What you are asked to do
Write out each line from the data below that includes the word "appears".

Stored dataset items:
# # # # #
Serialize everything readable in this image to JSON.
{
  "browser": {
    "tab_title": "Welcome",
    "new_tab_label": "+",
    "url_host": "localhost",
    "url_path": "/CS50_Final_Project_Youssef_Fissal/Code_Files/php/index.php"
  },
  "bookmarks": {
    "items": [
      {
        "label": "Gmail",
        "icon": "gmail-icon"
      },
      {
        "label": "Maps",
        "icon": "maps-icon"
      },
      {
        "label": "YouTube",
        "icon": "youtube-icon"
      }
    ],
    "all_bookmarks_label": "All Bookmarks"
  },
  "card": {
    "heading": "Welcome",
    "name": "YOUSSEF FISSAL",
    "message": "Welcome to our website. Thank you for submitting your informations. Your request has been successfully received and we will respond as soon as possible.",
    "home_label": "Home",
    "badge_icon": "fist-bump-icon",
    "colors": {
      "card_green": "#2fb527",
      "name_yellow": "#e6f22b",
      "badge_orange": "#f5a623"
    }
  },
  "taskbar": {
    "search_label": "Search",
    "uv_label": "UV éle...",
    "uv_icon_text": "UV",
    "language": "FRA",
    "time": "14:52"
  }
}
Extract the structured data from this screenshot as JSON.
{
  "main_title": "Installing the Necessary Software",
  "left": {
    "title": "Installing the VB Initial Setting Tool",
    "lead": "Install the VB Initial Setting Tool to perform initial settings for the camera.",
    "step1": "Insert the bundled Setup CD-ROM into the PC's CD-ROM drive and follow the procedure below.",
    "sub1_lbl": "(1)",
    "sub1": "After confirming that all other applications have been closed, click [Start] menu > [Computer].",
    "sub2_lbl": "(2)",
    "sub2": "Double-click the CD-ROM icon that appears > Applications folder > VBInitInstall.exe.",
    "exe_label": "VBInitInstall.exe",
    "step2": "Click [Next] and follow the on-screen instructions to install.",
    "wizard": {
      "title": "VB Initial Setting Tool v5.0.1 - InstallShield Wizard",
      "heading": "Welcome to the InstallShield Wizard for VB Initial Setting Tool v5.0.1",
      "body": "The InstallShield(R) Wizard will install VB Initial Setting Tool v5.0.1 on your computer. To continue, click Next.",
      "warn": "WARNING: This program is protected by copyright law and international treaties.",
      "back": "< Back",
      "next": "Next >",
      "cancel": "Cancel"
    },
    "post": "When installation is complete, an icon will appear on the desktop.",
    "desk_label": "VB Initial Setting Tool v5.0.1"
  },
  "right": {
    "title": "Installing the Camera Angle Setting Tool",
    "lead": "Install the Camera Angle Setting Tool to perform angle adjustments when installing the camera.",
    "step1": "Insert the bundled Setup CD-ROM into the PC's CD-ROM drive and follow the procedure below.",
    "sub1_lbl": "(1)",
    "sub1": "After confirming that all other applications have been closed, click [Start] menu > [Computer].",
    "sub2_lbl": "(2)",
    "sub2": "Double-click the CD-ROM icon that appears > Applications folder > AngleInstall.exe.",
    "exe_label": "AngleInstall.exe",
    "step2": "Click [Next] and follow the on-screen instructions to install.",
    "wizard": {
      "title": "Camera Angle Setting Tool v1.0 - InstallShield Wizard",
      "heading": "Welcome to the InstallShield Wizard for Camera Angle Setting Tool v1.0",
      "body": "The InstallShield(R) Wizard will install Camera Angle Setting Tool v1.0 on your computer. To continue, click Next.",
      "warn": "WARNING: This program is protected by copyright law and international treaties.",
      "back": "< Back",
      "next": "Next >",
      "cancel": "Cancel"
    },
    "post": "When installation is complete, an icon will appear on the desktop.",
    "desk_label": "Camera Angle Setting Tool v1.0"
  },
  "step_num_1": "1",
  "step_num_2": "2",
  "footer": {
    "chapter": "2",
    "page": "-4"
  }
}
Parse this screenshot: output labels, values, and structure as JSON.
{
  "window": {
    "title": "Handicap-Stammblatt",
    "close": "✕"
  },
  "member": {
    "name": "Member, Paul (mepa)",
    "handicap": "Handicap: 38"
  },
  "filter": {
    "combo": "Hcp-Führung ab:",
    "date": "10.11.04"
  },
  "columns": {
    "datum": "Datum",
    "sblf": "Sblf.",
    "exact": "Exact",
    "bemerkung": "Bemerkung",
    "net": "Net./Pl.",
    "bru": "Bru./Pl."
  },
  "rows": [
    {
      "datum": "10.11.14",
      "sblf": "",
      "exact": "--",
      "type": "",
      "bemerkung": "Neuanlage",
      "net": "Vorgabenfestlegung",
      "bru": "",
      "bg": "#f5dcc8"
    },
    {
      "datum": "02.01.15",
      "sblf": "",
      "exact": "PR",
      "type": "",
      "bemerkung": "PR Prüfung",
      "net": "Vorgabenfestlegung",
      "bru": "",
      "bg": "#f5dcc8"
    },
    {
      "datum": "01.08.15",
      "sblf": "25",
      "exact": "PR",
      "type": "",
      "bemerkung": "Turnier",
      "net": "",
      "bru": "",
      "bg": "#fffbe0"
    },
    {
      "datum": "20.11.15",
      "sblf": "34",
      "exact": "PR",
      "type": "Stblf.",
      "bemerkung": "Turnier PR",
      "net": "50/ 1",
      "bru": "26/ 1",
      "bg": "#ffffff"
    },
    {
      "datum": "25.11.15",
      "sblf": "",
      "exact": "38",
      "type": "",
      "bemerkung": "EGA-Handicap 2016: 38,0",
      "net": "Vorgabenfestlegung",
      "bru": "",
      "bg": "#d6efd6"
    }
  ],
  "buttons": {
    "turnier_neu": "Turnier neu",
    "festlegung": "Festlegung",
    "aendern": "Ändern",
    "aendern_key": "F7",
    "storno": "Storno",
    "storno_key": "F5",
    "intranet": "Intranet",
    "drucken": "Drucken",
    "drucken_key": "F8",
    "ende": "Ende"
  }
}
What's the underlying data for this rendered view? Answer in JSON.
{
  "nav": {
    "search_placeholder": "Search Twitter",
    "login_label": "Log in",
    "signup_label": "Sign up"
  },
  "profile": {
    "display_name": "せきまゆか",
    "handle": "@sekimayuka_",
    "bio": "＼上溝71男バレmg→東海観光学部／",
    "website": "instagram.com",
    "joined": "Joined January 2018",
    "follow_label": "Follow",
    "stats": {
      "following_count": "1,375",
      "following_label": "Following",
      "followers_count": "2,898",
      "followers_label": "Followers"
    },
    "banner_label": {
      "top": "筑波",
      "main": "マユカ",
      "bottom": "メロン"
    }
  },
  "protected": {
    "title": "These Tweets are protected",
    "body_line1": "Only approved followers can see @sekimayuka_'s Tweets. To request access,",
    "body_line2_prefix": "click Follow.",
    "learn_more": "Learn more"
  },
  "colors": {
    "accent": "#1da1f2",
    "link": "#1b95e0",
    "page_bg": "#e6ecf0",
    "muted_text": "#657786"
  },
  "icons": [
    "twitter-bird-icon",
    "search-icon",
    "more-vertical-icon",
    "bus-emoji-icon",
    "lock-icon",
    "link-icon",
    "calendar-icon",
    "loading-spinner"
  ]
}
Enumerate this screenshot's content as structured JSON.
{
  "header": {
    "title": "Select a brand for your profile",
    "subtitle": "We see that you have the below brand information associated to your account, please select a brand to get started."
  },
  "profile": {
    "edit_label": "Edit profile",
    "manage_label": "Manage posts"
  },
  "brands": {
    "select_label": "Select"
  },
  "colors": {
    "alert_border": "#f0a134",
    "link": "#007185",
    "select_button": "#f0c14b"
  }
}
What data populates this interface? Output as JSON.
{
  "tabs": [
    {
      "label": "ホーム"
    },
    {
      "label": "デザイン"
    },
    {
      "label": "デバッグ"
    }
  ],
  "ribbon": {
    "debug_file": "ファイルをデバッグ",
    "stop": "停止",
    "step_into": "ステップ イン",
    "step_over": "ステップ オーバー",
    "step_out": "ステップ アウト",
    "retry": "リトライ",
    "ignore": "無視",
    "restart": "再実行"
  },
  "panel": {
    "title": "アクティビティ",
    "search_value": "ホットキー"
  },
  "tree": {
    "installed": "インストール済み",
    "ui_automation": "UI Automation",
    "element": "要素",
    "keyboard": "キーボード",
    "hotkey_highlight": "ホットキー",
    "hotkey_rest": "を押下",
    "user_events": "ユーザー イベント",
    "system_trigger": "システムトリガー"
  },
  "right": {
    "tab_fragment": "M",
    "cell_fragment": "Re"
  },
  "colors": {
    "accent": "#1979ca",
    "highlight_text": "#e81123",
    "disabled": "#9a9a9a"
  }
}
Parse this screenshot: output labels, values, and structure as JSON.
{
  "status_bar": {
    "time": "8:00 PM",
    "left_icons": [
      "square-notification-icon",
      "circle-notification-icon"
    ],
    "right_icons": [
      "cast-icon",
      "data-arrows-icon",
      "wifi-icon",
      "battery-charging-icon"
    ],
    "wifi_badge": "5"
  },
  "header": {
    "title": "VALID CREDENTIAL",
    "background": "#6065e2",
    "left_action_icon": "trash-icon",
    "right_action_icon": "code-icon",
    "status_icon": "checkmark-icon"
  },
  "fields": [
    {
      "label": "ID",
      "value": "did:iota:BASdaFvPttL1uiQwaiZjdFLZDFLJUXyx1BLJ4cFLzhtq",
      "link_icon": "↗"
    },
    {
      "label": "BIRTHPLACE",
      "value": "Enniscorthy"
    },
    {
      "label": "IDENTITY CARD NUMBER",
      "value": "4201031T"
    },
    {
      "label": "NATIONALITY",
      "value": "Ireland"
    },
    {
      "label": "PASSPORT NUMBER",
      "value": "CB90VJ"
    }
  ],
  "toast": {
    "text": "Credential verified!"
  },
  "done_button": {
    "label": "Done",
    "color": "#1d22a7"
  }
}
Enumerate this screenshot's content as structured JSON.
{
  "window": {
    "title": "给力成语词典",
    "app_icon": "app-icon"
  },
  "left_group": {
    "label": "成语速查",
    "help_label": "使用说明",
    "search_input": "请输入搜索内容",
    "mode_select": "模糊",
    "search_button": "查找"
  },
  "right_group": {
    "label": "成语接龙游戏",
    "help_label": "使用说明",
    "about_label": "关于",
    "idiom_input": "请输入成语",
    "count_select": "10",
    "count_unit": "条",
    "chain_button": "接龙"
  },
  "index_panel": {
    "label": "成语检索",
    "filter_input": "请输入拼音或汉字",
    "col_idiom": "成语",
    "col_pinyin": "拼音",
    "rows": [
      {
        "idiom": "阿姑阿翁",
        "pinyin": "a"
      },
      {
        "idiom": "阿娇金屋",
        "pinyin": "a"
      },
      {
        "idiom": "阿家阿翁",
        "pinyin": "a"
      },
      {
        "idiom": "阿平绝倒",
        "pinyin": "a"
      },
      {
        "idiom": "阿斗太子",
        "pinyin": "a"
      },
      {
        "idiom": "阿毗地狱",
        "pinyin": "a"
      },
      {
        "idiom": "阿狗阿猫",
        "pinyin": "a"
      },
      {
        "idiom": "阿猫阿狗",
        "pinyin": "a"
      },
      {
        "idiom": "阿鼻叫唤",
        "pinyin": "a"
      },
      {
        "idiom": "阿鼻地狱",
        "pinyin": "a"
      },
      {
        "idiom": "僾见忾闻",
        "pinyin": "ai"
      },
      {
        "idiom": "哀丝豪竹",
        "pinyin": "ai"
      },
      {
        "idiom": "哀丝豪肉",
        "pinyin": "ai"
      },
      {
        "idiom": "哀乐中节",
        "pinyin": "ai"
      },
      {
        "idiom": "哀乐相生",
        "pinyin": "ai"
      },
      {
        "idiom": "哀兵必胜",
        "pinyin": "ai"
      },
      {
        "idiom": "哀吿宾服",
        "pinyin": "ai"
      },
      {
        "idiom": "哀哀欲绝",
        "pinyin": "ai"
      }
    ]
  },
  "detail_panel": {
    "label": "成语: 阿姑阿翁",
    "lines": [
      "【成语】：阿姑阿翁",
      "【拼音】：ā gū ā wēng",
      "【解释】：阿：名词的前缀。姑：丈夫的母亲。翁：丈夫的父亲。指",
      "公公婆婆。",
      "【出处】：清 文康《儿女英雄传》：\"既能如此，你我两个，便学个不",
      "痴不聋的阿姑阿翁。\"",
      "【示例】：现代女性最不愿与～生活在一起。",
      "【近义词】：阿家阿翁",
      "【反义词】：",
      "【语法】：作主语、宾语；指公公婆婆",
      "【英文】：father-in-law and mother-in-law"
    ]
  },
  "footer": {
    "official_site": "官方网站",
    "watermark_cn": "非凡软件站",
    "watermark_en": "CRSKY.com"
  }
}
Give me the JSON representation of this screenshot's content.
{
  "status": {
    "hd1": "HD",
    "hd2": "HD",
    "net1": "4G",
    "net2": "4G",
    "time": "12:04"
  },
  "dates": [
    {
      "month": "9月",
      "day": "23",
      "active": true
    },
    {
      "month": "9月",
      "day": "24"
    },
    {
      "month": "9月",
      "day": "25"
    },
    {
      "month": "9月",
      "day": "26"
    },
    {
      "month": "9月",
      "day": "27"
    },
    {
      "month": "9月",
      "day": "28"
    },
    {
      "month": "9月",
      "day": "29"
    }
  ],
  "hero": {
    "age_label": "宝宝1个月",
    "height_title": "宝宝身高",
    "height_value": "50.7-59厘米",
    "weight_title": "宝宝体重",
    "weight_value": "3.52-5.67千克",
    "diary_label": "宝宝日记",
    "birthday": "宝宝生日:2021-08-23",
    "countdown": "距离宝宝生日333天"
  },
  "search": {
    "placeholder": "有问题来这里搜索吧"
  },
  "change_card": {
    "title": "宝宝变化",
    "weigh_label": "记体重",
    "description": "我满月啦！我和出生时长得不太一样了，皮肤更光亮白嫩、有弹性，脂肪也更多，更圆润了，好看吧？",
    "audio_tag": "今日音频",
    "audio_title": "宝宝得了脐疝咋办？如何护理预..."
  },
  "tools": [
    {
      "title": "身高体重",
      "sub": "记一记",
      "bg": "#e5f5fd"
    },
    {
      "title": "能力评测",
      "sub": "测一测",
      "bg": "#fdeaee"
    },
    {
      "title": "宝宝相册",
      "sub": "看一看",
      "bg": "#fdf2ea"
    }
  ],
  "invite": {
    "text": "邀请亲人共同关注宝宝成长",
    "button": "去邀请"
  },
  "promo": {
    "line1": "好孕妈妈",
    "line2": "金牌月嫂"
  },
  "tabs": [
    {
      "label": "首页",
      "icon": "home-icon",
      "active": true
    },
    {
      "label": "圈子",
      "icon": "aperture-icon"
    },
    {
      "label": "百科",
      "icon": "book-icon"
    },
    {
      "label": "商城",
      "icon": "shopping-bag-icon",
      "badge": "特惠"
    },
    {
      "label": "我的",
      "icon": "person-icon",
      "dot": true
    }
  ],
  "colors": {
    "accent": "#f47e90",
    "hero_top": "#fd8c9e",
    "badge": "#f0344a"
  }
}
# # # # #
Exercise answer
    "sub2": "Double-click the CD-ROM icon that appears > Applications folder > VBInitInstall.exe.",
    "sub2": "Double-click the CD-ROM icon that appears > Applications folder > AngleInstall.exe.",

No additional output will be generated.